_Requirement_
From the listing below, select every line where the word "hemicolectomy" appears.

_Provided records_
▶

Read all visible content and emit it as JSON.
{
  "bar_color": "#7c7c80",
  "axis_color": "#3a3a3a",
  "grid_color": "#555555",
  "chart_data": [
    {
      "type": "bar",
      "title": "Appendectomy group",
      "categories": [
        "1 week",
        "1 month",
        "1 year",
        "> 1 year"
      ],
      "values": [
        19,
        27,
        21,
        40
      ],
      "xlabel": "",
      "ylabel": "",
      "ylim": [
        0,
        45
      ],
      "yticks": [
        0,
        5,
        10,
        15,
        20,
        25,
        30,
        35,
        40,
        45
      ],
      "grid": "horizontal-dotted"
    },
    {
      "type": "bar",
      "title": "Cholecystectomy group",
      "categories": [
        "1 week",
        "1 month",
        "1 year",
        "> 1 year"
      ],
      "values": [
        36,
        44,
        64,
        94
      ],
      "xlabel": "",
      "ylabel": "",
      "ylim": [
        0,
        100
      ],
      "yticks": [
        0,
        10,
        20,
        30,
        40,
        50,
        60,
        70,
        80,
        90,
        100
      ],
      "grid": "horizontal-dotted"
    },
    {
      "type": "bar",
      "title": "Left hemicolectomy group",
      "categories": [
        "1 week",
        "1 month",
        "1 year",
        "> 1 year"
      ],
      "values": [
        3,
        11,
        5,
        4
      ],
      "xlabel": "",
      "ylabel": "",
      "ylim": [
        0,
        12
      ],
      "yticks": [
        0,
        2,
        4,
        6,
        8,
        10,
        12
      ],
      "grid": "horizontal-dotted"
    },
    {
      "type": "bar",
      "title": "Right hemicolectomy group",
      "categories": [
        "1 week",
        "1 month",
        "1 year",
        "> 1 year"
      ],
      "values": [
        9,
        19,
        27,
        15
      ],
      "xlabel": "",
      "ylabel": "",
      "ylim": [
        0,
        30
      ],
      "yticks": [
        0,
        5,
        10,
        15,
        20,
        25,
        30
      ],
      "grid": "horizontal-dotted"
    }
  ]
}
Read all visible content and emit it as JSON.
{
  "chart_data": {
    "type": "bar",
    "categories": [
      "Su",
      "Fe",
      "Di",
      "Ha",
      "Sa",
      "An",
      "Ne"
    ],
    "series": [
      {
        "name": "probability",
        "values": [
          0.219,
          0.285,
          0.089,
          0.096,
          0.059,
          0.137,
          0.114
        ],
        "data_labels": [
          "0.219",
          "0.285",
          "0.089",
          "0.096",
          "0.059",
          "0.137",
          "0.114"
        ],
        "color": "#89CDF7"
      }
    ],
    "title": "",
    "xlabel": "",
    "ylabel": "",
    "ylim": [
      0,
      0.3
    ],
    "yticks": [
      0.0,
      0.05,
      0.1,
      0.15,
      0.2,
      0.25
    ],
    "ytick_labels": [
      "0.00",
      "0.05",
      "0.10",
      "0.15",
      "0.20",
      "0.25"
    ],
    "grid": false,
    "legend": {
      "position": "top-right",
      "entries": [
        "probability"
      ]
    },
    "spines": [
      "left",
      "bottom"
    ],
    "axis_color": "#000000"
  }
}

◀

_Response_
      "title": "Left hemicolectomy group",
      "title": "Right hemicolectomy group",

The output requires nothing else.